### PROBLEM TO SOLVE
Retype the listing that follows, word for word.
——————————
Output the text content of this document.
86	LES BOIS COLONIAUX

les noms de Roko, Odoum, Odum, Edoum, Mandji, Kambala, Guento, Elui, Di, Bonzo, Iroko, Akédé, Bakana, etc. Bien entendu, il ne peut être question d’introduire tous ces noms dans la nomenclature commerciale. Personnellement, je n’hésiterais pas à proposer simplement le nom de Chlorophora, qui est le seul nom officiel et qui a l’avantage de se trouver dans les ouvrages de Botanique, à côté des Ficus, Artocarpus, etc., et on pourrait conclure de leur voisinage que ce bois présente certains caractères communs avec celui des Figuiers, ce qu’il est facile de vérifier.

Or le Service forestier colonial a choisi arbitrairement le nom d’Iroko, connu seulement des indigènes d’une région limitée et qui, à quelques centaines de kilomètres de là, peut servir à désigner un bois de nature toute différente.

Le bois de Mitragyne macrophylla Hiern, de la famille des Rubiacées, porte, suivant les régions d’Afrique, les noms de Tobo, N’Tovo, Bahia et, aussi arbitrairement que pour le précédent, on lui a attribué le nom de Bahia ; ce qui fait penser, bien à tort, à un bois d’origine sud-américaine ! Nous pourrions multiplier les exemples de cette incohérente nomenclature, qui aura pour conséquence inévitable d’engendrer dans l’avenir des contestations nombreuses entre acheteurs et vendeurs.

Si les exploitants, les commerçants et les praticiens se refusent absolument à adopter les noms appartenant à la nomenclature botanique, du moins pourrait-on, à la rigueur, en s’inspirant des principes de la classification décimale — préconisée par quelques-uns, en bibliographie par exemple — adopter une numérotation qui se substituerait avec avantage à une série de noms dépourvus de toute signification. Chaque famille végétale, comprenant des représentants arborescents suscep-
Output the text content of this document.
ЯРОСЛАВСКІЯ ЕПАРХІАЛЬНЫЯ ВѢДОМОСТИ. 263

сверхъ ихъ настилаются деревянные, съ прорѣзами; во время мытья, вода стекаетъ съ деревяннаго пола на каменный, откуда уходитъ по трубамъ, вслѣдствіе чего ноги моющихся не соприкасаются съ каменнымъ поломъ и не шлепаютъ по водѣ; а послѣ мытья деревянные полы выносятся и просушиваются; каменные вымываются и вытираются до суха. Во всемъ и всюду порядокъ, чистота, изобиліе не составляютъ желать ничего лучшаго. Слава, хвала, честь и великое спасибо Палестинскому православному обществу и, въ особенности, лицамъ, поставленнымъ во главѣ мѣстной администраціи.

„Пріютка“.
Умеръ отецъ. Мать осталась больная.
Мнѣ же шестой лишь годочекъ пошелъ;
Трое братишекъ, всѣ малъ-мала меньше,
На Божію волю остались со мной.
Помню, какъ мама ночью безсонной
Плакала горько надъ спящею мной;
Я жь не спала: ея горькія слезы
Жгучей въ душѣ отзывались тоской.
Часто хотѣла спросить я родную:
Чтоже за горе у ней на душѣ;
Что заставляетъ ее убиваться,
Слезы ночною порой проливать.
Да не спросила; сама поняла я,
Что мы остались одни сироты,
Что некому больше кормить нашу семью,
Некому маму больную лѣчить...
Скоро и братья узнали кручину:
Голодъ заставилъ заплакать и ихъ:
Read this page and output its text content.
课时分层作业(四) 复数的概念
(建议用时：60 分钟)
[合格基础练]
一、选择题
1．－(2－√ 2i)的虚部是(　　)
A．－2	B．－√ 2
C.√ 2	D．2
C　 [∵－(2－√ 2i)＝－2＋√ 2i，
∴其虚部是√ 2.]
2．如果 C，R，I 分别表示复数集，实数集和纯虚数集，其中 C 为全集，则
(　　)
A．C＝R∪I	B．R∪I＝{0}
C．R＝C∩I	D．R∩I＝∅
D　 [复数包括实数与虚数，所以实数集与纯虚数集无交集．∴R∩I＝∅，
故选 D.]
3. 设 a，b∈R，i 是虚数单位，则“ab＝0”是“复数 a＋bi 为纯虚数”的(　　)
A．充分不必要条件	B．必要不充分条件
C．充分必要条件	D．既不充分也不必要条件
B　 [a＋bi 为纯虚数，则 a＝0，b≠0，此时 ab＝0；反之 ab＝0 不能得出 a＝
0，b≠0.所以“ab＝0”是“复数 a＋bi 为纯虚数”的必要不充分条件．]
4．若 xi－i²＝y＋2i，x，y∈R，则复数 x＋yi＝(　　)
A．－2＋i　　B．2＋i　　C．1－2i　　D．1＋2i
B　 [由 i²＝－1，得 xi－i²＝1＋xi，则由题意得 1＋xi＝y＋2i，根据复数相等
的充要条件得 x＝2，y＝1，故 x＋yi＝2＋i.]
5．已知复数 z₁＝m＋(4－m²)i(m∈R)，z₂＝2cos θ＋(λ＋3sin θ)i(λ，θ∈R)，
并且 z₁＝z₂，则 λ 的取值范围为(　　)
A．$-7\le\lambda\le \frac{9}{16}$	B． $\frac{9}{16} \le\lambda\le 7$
——————————
### OUTPUT BELOW
Output the text content of this document.
86	LES BOIS COLONIAUX

les noms de Roko, Odoum, Odum, Edoum, Mandji, Kambala, Guento, Elui, Di, Bonzo, Iroko, Akédé, Bakana, etc. Bien entendu, il ne peut être question d’introduire tous ces noms dans la nomenclature commerciale. Personnellement, je n’hésiterais pas à proposer simplement le nom de Chlorophora, qui est le seul nom officiel et qui a l’avantage de se trouver dans les ouvrages de Botanique, à côté des Ficus, Artocarpus, etc., et on pourrait conclure de leur voisinage que ce bois présente certains caractères communs avec celui des Figuiers, ce qu’il est facile de vérifier.

Or le Service forestier colonial a choisi arbitrairement le nom d’Iroko, connu seulement des indigènes d’une région limitée et qui, à quelques centaines de kilomètres de là, peut servir à désigner un bois de nature toute différente.

Le bois de Mitragyne macrophylla Hiern, de la famille des Rubiacées, porte, suivant les régions d’Afrique, les noms de Tobo, N’Tovo, Bahia et, aussi arbitrairement que pour le précédent, on lui a attribué le nom de Bahia ; ce qui fait penser, bien à tort, à un bois d’origine sud-américaine ! Nous pourrions multiplier les exemples de cette incohérente nomenclature, qui aura pour conséquence inévitable d’engendrer dans l’avenir des contestations nombreuses entre acheteurs et vendeurs.

Si les exploitants, les commerçants et les praticiens se refusent absolument à adopter les noms appartenant à la nomenclature botanique, du moins pourrait-on, à la rigueur, en s’inspirant des principes de la classification décimale — préconisée par quelques-uns, en bibliographie par exemple — adopter une numérotation qui se substituerait avec avantage à une série de noms dépourvus de toute signification. Chaque famille végétale, comprenant des représentants arborescents suscep-
Output the text content of this document.
ЯРОСЛАВСКІЯ ЕПАРХІАЛЬНЫЯ ВѢДОМОСТИ. 263

сверхъ ихъ настилаются деревянные, съ прорѣзами; во время мытья, вода стекаетъ съ деревяннаго пола на каменный, откуда уходитъ по трубамъ, вслѣдствіе чего ноги моющихся не соприкасаются съ каменнымъ поломъ и не шлепаютъ по водѣ; а послѣ мытья деревянные полы выносятся и просушиваются; каменные вымываются и вытираются до суха. Во всемъ и всюду порядокъ, чистота, изобиліе не составляютъ желать ничего лучшаго. Слава, хвала, честь и великое спасибо Палестинскому православному обществу и, въ особенности, лицамъ, поставленнымъ во главѣ мѣстной администраціи.

„Пріютка“.
Умеръ отецъ. Мать осталась больная.
Мнѣ же шестой лишь годочекъ пошелъ;
Трое братишекъ, всѣ малъ-мала меньше,
На Божію волю остались со мной.
Помню, какъ мама ночью безсонной
Плакала горько надъ спящею мной;
Я жь не спала: ея горькія слезы
Жгучей въ душѣ отзывались тоской.
Часто хотѣла спросить я родную:
Чтоже за горе у ней на душѣ;
Что заставляетъ ее убиваться,
Слезы ночною порой проливать.
Да не спросила; сама поняла я,
Что мы остались одни сироты,
Что некому больше кормить нашу семью,
Некому маму больную лѣчить...
Скоро и братья узнали кручину:
Голодъ заставилъ заплакать и ихъ:
Read this page and output its text content.
课时分层作业(四) 复数的概念
(建议用时：60 分钟)
[合格基础练]
一、选择题
1．－(2－√ 2i)的虚部是(　　)
A．－2	B．－√ 2
C.√ 2	D．2
C　 [∵－(2－√ 2i)＝－2＋√ 2i，
∴其虚部是√ 2.]
2．如果 C，R，I 分别表示复数集，实数集和纯虚数集，其中 C 为全集，则
(　　)
A．C＝R∪I	B．R∪I＝{0}
C．R＝C∩I	D．R∩I＝∅
D　 [复数包括实数与虚数，所以实数集与纯虚数集无交集．∴R∩I＝∅，
故选 D.]
3. 设 a，b∈R，i 是虚数单位，则“ab＝0”是“复数 a＋bi 为纯虚数”的(　　)
A．充分不必要条件	B．必要不充分条件
C．充分必要条件	D．既不充分也不必要条件
B　 [a＋bi 为纯虚数，则 a＝0，b≠0，此时 ab＝0；反之 ab＝0 不能得出 a＝
0，b≠0.所以“ab＝0”是“复数 a＋bi 为纯虚数”的必要不充分条件．]
4．若 xi－i²＝y＋2i，x，y∈R，则复数 x＋yi＝(　　)
A．－2＋i　　B．2＋i　　C．1－2i　　D．1＋2i
B　 [由 i²＝－1，得 xi－i²＝1＋xi，则由题意得 1＋xi＝y＋2i，根据复数相等
的充要条件得 x＝2，y＝1，故 x＋yi＝2＋i.]
5．已知复数 z₁＝m＋(4－m²)i(m∈R)，z₂＝2cos θ＋(λ＋3sin θ)i(λ，θ∈R)，
并且 z₁＝z₂，则 λ 的取值范围为(　　)
A．$-7\le\lambda\le \frac{9}{16}$	B． $\frac{9}{16} \le\lambda\le 7$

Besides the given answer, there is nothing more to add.